• [Rows]
· · · · · · ·

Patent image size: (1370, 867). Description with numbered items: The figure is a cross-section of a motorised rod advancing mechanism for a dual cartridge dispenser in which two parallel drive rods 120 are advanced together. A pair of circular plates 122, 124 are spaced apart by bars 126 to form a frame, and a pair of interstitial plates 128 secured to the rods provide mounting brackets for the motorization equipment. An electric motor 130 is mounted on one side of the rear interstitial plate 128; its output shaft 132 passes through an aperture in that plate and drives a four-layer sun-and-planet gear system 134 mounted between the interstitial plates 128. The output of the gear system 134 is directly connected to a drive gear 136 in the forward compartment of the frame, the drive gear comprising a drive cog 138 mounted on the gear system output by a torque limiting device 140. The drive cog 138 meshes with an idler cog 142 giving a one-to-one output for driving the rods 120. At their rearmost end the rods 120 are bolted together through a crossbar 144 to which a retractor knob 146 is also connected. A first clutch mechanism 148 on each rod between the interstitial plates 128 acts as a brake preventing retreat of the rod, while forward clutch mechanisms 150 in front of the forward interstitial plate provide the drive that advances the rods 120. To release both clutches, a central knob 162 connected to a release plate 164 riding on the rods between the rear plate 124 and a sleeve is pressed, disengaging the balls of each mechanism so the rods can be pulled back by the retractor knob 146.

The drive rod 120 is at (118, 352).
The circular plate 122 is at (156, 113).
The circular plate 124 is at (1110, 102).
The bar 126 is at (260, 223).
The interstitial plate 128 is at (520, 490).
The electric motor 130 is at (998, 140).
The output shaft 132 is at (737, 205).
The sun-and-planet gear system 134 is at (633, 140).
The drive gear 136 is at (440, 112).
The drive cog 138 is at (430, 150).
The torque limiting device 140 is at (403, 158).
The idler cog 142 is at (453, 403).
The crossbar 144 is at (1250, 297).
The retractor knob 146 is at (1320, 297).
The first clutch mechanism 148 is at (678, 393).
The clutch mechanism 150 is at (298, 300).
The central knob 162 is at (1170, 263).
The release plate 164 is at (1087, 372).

· · · · · · ·

Output the data from its first line through the line containing "The sun-and-planet gear", both included, as a Markdown table with the columns Row and Text. Give each line its row number and skip blank lines.

| Row | Text |
|---|---|
| 1 | Patent image size: (1370, 867). Description with numbered items: The figure is a cross-section of a motorised rod advancing mechanism for a dual cartridge dispenser in which two parallel drive rods 120 are advanced together. A pair of circular plates 122, 124 are spaced apart by bars 126 to form a frame, and a pair of interstitial plates 128 secured to the rods provide mounting brackets for the motorization equipment. An electric motor 130 is mounted on one side of the rear interstitial plate 128; its output shaft 132 passes through an aperture in that plate and drives a four-layer sun-and-planet gear system 134 mounted between the interstitial plates 128. The output of the gear system 134 is directly connected to a drive gear 136 in the forward compartment of the frame, the drive gear comprising a drive cog 138 mounted on the gear system output by a torque limiting device 140. The drive cog 138 meshes with an idler cog 142 giving a one-to-one output for driving the rods 120. At their rearmost end the rods 120 are bolted together through a crossbar 144 to which a retractor knob 146 is also connected. A first clutch mechanism 148 on each rod between the interstitial plates 128 acts as a brake preventing retreat of the rod, while forward clutch mechanisms 150 in front of the forward interstitial plate provide the drive that advances the rods 120. To release both clutches, a central knob 162 connected to a release plate 164 riding on the rods between the rear plate 124 and a sleeve is pressed, disengaging the balls of each mechanism so the rods can be pulled back by the retractor knob 146. |
| 2 | The drive rod 120 is at (118, 352). |
| 3 | The circular plate 122 is at (156, 113). |
| 4 | The circular plate 124 is at (1110, 102). |
| 5 | The bar 126 is at (260, 223). |
| 6 | The interstitial plate 128 is at (520, 490). |
| 7 | The electric motor 130 is at (998, 140). |
| 8 | The output shaft 132 is at (737, 205). |
| 9 | The sun-and-planet gear system 134 is at (633, 140). |